All of the data below must be repeated exactly.

▸ Excerpt from a dataset:
%%

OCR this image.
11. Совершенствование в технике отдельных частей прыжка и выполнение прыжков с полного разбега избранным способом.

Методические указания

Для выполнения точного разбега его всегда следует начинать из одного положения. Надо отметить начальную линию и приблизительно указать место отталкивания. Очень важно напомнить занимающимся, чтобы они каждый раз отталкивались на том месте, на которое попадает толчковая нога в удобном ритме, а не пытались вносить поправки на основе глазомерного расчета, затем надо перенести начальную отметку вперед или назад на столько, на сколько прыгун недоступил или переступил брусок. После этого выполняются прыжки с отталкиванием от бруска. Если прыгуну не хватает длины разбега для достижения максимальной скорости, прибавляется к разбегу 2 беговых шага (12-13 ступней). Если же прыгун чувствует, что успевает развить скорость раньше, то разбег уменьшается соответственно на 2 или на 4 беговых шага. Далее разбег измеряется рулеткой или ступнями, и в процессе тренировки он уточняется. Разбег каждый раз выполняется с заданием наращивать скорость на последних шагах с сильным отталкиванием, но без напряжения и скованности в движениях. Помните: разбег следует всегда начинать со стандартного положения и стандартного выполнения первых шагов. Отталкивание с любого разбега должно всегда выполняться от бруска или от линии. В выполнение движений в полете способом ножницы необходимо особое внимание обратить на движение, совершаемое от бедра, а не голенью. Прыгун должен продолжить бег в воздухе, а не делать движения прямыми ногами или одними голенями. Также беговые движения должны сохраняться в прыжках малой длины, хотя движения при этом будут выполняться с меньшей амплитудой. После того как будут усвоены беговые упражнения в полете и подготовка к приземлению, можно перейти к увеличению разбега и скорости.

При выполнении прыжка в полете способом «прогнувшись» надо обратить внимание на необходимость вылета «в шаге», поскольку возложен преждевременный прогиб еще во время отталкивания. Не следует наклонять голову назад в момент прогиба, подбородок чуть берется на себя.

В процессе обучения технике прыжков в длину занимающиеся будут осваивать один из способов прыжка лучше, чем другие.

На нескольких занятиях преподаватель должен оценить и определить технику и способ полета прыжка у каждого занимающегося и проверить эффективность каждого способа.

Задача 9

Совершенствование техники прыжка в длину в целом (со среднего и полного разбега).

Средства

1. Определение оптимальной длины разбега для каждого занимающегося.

%%

▸ SOLUTION TO THIS EXERCISE:
OCR this image.
11. Совершенствование в технике отдельных частей прыжка и выполнение прыжков с полного разбега избранным способом.

Методические указания

Для выполнения точного разбега его всегда следует начинать из одного положения. Надо отметить начальную линию и приблизительно указать место отталкивания. Очень важно напомнить занимающимся, чтобы они каждый раз отталкивались на том месте, на которое попадает толчковая нога в удобном ритме, а не пытались вносить поправки на основе глазомерного расчета, затем надо перенести начальную отметку вперед или назад на столько, на сколько прыгун недоступил или переступил брусок. После этого выполняются прыжки с отталкиванием от бруска. Если прыгуну не хватает длины разбега для достижения максимальной скорости, прибавляется к разбегу 2 беговых шага (12-13 ступней). Если же прыгун чувствует, что успевает развить скорость раньше, то разбег уменьшается соответственно на 2 или на 4 беговых шага. Далее разбег измеряется рулеткой или ступнями, и в процессе тренировки он уточняется. Разбег каждый раз выполняется с заданием наращивать скорость на последних шагах с сильным отталкиванием, но без напряжения и скованности в движениях. Помните: разбег следует всегда начинать со стандартного положения и стандартного выполнения первых шагов. Отталкивание с любого разбега должно всегда выполняться от бруска или от линии. В выполнение движений в полете способом ножницы необходимо особое внимание обратить на движение, совершаемое от бедра, а не голенью. Прыгун должен продолжить бег в воздухе, а не делать движения прямыми ногами или одними голенями. Также беговые движения должны сохраняться в прыжках малой длины, хотя движения при этом будут выполняться с меньшей амплитудой. После того как будут усвоены беговые упражнения в полете и подготовка к приземлению, можно перейти к увеличению разбега и скорости.

При выполнении прыжка в полете способом «прогнувшись» надо обратить внимание на необходимость вылета «в шаге», поскольку возложен преждевременный прогиб еще во время отталкивания. Не следует наклонять голову назад в момент прогиба, подбородок чуть берется на себя.

В процессе обучения технике прыжков в длину занимающиеся будут осваивать один из способов прыжка лучше, чем другие.

На нескольких занятиях преподаватель должен оценить и определить технику и способ полета прыжка у каждого занимающегося и проверить эффективность каждого способа.

Задача 9

Совершенствование техники прыжка в длину в целом (со среднего и полного разбега).

Средства

1. Определение оптимальной длины разбега для каждого занимающегося.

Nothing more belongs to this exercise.